▸ **Given task**
Pull out each line of the records holding the string "내보내기".

::::::

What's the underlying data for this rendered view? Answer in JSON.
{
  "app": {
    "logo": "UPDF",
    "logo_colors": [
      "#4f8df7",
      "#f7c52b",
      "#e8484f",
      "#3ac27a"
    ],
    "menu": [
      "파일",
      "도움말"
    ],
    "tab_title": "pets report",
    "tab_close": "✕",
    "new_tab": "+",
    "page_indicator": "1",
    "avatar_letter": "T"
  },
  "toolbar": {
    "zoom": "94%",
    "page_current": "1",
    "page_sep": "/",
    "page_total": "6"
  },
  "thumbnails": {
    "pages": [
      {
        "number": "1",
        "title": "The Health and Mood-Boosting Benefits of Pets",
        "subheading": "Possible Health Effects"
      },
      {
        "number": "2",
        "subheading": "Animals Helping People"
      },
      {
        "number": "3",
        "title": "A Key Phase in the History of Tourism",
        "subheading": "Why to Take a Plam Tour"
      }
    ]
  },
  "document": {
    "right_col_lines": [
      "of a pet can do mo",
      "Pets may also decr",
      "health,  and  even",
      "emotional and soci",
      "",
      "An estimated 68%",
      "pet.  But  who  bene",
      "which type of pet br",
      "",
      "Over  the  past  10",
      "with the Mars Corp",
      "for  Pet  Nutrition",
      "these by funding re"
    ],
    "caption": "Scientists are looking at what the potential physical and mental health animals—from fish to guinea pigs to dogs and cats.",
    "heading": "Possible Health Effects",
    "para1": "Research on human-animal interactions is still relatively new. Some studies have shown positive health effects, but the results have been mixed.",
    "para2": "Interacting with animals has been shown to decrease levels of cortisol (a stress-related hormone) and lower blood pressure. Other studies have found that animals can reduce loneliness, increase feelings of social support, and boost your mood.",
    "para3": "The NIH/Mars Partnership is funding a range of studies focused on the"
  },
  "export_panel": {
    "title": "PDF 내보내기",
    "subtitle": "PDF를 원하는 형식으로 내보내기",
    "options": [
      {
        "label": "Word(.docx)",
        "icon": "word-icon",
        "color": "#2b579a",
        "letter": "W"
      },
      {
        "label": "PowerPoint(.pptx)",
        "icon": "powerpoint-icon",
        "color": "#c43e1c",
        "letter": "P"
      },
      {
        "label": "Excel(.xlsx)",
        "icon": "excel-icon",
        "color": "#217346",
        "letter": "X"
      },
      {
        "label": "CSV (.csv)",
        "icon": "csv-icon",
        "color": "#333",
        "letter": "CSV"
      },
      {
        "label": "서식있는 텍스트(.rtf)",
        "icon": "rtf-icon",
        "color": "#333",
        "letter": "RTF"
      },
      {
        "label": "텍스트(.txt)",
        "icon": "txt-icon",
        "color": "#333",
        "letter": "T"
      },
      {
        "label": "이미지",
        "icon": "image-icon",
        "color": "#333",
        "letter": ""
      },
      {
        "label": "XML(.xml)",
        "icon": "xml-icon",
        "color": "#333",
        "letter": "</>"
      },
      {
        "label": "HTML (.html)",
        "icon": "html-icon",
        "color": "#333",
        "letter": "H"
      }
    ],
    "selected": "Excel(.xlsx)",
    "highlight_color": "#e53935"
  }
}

::::::

▸ **Solution to this exercise**
    "title": "PDF 내보내기",
    "subtitle": "PDF를 원하는 형식으로 내보내기",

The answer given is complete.